YOUR TASK >> Quote the whole listing verbatim.

Records from a dataset

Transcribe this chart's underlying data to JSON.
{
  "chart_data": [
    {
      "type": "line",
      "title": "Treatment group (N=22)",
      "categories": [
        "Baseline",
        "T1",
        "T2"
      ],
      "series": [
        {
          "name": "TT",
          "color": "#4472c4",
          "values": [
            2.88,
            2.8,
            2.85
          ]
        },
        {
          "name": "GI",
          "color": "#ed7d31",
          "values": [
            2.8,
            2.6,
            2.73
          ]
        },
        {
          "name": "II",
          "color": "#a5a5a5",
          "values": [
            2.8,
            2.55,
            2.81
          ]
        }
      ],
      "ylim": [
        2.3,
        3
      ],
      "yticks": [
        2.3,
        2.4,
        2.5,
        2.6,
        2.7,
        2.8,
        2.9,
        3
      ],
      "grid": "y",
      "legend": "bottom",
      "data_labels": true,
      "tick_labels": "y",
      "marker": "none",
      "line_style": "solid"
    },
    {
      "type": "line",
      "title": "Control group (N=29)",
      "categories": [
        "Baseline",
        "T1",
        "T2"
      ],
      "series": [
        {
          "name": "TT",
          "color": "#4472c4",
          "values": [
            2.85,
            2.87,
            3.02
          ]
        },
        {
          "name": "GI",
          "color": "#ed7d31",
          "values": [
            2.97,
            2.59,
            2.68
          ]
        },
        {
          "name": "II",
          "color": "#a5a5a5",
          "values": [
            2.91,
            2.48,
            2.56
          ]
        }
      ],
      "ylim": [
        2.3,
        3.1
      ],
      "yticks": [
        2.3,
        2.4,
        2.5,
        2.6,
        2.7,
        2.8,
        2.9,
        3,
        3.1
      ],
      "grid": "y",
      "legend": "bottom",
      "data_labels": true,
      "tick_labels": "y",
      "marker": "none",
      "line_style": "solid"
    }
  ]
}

SOLVED EXERCISE >>
Transcribe this chart's underlying data to JSON.
{
  "chart_data": [
    {
      "type": "line",
      "title": "Treatment group (N=22)",
      "categories": [
        "Baseline",
        "T1",
        "T2"
      ],
      "series": [
        {
          "name": "TT",
          "color": "#4472c4",
          "values": [
            2.88,
            2.8,
            2.85
          ]
        },
        {
          "name": "GI",
          "color": "#ed7d31",
          "values": [
            2.8,
            2.6,
            2.73
          ]
        },
        {
          "name": "II",
          "color": "#a5a5a5",
          "values": [
            2.8,
            2.55,
            2.81
          ]
        }
      ],
      "ylim": [
        2.3,
        3
      ],
      "yticks": [
        2.3,
        2.4,
        2.5,
        2.6,
        2.7,
        2.8,
        2.9,
        3
      ],
      "grid": "y",
      "legend": "bottom",
      "data_labels": true,
      "tick_labels": "y",
      "marker": "none",
      "line_style": "solid"
    },
    {
      "type": "line",
      "title": "Control group (N=29)",
      "categories": [
        "Baseline",
        "T1",
        "T2"
      ],
      "series": [
        {
          "name": "TT",
          "color": "#4472c4",
          "values": [
            2.85,
            2.87,
            3.02
          ]
        },
        {
          "name": "GI",
          "color": "#ed7d31",
          "values": [
            2.97,
            2.59,
            2.68
          ]
        },
        {
          "name": "II",
          "color": "#a5a5a5",
          "values": [
            2.91,
            2.48,
            2.56
          ]
        }
      ],
      "ylim": [
        2.3,
        3.1
      ],
      "yticks": [
        2.3,
        2.4,
        2.5,
        2.6,
        2.7,
        2.8,
        2.9,
        3,
        3.1
      ],
      "grid": "y",
      "legend": "bottom",
      "data_labels": true,
      "tick_labels": "y",
      "marker": "none",
      "line_style": "solid"
    }
  ]
}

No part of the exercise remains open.